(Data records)
____________

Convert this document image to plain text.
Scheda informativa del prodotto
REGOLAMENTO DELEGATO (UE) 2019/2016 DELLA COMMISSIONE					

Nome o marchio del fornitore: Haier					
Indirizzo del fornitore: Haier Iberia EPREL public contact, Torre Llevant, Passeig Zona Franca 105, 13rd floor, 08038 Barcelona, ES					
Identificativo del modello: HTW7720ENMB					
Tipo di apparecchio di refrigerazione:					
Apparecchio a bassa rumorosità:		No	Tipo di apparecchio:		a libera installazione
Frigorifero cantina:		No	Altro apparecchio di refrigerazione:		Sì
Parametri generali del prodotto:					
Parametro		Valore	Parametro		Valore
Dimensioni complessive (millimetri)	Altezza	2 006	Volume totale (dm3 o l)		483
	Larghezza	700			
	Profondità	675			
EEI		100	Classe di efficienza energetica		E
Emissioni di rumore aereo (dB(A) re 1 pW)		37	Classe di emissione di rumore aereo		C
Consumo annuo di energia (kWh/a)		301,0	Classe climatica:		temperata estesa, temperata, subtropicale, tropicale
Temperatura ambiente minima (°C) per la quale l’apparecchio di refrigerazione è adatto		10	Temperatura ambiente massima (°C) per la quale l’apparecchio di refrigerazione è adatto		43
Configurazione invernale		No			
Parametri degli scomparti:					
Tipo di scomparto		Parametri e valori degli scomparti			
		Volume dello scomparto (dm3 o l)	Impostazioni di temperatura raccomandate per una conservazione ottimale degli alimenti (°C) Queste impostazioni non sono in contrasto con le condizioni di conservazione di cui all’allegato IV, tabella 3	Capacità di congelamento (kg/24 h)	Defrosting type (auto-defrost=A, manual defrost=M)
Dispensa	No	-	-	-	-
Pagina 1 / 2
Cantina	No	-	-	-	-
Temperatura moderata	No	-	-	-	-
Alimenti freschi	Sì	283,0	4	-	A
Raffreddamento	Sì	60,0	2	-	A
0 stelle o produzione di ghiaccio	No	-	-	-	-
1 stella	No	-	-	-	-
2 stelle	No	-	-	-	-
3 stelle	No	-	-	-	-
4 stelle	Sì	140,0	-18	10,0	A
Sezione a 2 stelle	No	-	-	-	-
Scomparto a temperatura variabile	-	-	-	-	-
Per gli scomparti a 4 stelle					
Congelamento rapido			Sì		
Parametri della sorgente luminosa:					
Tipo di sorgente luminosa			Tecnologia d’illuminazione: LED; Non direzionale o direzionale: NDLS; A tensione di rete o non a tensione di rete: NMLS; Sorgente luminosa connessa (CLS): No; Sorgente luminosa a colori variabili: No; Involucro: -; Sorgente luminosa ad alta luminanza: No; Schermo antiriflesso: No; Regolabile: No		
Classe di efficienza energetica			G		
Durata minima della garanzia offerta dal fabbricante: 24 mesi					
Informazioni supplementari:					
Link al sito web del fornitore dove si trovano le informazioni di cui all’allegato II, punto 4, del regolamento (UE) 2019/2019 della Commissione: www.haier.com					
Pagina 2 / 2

____________

- _EXERCISE INSTRUCTIONS_
Using the records above, find and show each line with the string "refrigerazione".

- _FULL SOLUTION_
Tipo di apparecchio di refrigerazione:					
Frigorifero cantina:		No	Altro apparecchio di refrigerazione:		Sì
Temperatura ambiente minima (°C) per la quale l’apparecchio di refrigerazione è adatto		10	Temperatura ambiente massima (°C) per la quale l’apparecchio di refrigerazione è adatto		43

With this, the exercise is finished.